**TASK DESCRIPTION**
Go through the listing below and list every line with "SABADELL".

□ □ □

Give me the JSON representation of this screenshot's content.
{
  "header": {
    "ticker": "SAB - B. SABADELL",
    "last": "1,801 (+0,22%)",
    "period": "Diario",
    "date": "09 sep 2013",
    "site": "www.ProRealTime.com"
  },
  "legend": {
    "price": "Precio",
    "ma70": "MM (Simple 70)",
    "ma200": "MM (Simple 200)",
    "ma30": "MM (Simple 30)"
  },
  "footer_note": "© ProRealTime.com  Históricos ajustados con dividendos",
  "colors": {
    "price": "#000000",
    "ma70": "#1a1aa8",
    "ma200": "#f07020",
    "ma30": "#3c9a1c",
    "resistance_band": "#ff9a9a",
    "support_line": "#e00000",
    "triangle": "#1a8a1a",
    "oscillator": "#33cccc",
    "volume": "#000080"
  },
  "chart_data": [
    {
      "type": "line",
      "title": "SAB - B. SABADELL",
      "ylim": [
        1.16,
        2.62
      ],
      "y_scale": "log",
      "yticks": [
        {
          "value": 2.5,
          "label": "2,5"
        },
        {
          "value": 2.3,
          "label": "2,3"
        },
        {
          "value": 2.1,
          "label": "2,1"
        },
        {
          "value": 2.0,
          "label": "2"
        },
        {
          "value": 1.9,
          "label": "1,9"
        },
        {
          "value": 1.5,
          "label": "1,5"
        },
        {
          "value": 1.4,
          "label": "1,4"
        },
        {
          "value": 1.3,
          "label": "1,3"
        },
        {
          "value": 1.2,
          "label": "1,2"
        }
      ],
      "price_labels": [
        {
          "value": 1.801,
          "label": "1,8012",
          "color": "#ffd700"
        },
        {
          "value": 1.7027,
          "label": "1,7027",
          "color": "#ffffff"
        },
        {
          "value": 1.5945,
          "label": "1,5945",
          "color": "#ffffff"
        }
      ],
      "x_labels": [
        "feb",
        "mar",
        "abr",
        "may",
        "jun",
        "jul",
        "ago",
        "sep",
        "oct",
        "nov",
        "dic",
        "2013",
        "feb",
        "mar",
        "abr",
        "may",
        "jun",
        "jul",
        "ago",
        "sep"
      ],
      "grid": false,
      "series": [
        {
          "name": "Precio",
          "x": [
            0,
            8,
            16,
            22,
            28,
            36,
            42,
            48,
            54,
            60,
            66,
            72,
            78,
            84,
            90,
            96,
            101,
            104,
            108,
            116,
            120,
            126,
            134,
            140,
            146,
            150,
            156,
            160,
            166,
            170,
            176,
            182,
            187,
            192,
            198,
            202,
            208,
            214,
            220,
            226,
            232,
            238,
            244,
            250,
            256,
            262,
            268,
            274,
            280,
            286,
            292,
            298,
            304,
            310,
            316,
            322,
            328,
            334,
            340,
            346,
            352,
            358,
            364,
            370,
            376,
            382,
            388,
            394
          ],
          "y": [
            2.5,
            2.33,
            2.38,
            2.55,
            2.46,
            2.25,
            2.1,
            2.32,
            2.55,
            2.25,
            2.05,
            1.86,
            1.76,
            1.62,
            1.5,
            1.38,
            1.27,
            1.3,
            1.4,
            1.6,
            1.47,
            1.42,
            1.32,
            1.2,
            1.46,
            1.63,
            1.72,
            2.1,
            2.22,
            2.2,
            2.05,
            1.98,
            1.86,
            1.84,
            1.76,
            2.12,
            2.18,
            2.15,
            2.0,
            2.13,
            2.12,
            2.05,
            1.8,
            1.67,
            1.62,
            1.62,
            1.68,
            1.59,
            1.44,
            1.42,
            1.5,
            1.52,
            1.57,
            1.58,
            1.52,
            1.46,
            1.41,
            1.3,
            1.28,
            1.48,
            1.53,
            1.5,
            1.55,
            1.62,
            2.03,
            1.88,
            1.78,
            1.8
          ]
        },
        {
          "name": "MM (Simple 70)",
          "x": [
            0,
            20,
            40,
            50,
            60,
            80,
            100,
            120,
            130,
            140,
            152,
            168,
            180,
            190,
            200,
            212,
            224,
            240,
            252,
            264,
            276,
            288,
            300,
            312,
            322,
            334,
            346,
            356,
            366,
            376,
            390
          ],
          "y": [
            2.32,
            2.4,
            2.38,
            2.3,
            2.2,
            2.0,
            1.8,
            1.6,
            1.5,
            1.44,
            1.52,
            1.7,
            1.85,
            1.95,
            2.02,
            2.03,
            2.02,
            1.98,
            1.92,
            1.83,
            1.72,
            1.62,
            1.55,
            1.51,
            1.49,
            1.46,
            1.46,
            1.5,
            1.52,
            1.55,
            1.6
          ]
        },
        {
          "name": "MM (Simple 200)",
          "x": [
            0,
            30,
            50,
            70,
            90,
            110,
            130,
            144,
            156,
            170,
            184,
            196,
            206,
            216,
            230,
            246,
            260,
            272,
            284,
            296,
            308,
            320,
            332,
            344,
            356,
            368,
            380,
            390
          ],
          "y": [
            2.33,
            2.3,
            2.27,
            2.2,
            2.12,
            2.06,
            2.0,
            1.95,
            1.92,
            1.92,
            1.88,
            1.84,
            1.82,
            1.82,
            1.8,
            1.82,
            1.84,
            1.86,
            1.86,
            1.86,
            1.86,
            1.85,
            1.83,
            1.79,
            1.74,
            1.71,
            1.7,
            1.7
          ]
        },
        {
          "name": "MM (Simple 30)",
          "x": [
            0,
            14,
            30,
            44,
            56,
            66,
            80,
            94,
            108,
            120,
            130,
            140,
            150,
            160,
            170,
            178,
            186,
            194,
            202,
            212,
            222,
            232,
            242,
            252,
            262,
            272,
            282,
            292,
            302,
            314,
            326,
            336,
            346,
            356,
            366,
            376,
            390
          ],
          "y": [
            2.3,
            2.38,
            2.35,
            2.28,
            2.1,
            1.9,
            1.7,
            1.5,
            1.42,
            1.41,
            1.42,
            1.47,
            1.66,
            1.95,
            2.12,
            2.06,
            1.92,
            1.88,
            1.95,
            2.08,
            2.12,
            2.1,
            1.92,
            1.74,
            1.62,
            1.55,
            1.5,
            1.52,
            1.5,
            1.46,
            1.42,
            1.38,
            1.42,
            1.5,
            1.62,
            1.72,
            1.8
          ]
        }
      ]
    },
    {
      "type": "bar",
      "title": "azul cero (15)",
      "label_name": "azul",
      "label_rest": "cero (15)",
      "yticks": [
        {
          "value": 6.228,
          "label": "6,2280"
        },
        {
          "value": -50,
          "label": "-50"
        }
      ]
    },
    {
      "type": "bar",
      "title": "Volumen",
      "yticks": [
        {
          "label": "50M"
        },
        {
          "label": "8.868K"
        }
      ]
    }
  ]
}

□ □ □

**WRITTEN REPLY**
    "ticker": "SAB - B. SABADELL",
      "title": "SAB - B. SABADELL",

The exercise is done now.